Yapılacak işler:
**a)** Belge bölümüne göre halka söz hakkı hangi yıldan beri verilmektedir?
**b)** Kayıtları ilk satırlarından başlayarak olduğu gibi kopyalayın ve "line-div-4 (443, 127, 586, 389)" ifadesini içeren satırı da yazdıktan sonra durun.

Belge bölümü:
Türkiye Cumhuriyeti kuruluş değerlerine dönmek zorundadır
Bu halk, kendisine söz hakkı verildiği 1950’den beri her ne kadar kendisine zulmeden tek parti zihniyetini tek başına iktidara asla getirmemişse de devleti CHP zihniyetinin inşa ettiği din karşıtlığından da temizleyememiştir. İktidara gelen ve dine saygılı olan her başbakan hatta kendileri gibi inanıp, kendileri gibi düşünen Süleyman Demirel dahi sırf bir sağ partinin genel başkanı olduğu için CHP/rejim elitlerinin hışmından kurtulamamıştır.

[Öğe ve bölge verileri]

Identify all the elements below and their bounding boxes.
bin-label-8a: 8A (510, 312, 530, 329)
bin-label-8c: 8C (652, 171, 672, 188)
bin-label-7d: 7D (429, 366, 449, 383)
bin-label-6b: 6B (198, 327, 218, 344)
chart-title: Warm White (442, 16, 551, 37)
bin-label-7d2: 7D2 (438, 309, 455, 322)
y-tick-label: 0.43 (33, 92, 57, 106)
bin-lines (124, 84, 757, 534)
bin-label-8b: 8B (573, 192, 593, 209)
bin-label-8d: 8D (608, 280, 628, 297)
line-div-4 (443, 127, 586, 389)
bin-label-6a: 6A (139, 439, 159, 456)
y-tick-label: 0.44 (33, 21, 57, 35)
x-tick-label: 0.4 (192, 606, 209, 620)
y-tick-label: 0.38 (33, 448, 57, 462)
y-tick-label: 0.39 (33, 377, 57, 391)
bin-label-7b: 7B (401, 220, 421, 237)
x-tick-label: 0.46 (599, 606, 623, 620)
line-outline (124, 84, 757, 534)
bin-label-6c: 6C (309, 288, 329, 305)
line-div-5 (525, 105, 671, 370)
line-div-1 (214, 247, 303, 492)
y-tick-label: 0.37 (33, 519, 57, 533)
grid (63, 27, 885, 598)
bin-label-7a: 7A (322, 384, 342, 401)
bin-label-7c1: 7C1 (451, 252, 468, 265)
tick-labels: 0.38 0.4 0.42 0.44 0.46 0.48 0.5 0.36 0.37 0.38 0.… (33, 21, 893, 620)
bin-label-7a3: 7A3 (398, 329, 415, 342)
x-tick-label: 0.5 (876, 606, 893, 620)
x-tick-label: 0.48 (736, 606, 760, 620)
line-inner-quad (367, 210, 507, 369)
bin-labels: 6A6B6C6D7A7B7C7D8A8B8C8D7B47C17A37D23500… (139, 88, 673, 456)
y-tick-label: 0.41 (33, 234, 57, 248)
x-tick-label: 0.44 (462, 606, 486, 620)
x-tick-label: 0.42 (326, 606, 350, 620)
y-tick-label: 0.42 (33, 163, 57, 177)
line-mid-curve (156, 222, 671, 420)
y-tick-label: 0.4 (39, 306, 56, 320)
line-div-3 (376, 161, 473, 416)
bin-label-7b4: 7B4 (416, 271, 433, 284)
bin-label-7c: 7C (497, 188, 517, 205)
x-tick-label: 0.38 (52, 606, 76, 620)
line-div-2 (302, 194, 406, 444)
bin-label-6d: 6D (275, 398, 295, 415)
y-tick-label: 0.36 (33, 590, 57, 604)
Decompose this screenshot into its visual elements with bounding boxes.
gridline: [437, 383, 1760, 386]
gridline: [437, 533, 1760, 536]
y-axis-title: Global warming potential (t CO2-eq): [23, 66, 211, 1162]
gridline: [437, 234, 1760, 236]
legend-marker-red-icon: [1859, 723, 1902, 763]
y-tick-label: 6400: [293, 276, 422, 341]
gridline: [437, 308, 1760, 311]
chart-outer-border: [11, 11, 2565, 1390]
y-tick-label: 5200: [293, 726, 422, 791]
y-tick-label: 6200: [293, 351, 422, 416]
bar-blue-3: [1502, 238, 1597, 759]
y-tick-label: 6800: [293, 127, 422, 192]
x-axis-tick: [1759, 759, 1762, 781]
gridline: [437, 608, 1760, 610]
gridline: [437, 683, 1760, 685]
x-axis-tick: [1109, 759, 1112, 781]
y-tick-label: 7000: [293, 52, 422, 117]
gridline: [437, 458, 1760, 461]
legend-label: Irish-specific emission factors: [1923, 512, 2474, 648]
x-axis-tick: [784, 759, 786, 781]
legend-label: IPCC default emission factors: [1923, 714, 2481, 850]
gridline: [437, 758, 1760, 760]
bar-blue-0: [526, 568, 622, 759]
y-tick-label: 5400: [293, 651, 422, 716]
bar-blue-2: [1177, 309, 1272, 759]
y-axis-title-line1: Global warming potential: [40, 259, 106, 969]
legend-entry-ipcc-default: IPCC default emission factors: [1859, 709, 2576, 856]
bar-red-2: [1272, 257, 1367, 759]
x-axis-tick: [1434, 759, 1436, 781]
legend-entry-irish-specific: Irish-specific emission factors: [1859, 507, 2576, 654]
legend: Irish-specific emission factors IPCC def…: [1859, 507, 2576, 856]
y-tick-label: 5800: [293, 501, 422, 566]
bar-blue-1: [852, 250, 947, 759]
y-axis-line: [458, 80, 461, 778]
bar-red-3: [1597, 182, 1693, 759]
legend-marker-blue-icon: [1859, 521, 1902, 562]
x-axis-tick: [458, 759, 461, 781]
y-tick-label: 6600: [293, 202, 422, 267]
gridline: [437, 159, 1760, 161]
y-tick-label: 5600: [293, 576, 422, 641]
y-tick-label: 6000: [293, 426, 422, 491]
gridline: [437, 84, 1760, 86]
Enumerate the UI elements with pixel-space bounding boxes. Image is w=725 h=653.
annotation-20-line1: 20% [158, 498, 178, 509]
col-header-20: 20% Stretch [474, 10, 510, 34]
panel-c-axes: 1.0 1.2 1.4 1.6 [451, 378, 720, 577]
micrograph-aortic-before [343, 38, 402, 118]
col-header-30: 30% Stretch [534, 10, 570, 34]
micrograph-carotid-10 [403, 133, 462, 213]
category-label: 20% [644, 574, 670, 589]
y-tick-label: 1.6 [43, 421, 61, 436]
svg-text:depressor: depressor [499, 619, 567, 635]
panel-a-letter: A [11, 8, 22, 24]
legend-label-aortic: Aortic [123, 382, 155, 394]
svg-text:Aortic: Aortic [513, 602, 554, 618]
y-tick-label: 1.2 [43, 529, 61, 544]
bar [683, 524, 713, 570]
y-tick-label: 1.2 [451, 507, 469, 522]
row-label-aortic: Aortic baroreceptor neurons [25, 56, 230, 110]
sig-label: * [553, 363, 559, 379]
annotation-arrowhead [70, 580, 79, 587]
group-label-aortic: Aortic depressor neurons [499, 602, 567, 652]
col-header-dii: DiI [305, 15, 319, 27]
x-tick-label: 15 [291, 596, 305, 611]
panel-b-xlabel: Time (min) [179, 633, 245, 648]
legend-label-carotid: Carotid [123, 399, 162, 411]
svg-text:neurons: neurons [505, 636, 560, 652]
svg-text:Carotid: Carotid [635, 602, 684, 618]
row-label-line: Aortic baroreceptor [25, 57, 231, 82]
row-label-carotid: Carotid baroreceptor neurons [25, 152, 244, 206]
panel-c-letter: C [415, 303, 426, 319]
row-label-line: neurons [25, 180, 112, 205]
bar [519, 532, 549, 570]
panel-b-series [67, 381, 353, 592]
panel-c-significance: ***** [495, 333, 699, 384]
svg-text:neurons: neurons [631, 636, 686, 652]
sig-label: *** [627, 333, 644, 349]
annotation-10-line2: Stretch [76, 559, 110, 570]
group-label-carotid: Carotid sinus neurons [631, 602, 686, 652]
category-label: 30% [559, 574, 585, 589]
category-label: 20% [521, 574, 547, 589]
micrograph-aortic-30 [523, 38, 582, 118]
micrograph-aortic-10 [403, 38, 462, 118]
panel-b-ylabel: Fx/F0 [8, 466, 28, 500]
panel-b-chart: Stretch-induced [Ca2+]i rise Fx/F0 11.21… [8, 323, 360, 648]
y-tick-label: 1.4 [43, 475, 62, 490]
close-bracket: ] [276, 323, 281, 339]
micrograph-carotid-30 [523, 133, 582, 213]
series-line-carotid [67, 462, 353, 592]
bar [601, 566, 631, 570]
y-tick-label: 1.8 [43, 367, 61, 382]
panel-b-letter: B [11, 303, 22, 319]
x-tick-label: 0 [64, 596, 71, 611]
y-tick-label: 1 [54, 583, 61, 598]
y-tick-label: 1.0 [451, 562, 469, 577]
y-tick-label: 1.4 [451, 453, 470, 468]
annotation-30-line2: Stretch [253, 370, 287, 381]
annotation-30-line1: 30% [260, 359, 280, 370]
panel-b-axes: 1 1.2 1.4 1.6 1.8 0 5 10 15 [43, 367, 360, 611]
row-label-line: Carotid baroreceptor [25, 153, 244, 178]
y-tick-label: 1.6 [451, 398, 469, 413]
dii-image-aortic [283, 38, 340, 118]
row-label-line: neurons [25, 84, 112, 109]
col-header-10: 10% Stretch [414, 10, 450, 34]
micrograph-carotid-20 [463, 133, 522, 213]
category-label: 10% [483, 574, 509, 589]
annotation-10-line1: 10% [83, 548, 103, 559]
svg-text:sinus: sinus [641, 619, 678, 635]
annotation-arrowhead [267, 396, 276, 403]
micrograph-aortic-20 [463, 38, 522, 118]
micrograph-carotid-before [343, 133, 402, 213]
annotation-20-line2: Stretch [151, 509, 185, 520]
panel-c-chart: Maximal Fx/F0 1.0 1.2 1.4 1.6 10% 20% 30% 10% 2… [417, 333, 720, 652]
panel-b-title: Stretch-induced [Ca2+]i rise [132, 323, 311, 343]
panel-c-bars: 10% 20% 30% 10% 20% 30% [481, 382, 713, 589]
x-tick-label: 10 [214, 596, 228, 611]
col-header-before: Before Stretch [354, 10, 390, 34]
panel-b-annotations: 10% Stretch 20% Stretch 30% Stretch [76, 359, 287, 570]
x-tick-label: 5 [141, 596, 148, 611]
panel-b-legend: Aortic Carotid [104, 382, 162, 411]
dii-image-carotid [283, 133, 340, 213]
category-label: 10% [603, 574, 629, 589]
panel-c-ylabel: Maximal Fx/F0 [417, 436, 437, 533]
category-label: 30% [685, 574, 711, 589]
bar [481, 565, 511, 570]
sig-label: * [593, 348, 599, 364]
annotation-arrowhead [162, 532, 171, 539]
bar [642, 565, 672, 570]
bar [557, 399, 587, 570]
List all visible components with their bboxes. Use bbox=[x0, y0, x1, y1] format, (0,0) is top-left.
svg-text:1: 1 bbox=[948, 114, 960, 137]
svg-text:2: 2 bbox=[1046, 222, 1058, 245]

Sırasıyla yanıtlar:
**a)** 1950’den beri.

**b)**
Identify all the elements below and their bounding boxes.
bin-label-8a: 8A (510, 312, 530, 329)
bin-label-8c: 8C (652, 171, 672, 188)
bin-label-7d: 7D (429, 366, 449, 383)
bin-label-6b: 6B (198, 327, 218, 344)
chart-title: Warm White (442, 16, 551, 37)
bin-label-7d2: 7D2 (438, 309, 455, 322)
y-tick-label: 0.43 (33, 92, 57, 106)
bin-lines (124, 84, 757, 534)
bin-label-8b: 8B (573, 192, 593, 209)
bin-label-8d: 8D (608, 280, 628, 297)
line-div-4 (443, 127, 586, 389)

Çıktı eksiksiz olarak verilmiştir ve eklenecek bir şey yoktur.